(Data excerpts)
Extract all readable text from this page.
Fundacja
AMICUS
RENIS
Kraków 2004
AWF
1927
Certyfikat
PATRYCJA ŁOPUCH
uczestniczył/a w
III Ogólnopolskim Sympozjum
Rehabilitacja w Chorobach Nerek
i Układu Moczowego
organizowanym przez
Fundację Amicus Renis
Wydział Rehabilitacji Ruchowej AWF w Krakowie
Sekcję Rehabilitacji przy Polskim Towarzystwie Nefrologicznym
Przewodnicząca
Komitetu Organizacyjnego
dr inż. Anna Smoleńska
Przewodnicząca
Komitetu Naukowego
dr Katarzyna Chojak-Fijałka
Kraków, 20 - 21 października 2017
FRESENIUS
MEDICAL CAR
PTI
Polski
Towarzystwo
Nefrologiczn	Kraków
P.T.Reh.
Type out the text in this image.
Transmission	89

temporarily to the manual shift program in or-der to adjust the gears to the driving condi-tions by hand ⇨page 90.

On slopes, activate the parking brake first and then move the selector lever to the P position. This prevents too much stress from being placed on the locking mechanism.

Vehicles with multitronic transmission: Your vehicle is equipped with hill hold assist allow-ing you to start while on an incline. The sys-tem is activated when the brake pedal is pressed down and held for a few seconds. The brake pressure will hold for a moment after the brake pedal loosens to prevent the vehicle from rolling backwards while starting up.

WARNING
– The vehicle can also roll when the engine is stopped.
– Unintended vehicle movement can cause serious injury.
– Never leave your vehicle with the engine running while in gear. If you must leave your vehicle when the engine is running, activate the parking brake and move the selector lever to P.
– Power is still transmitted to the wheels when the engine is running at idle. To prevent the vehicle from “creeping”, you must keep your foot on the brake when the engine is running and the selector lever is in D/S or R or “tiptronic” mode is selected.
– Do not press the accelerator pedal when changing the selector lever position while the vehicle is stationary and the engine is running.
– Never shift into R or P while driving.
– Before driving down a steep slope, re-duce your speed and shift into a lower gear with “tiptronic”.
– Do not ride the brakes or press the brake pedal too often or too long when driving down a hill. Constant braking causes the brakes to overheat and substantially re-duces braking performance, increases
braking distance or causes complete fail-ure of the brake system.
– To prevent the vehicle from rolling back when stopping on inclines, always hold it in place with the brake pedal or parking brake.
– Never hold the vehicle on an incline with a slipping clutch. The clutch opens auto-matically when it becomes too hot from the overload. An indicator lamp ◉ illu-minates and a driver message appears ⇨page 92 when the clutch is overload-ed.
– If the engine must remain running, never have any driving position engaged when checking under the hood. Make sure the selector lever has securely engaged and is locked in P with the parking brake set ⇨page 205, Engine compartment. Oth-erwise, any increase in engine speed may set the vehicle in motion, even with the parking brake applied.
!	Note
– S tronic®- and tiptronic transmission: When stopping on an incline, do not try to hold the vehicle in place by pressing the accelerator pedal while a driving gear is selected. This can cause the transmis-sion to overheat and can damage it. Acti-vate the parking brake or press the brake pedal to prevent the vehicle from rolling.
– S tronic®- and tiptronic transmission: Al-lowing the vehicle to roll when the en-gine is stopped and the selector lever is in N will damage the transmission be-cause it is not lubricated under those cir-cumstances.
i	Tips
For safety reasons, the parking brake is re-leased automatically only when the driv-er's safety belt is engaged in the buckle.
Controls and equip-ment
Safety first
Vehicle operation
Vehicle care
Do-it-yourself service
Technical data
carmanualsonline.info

Given task: Each line that contains the string "rolling" counts once; report how many such lines the entries have, giving only the number.

Solution: 3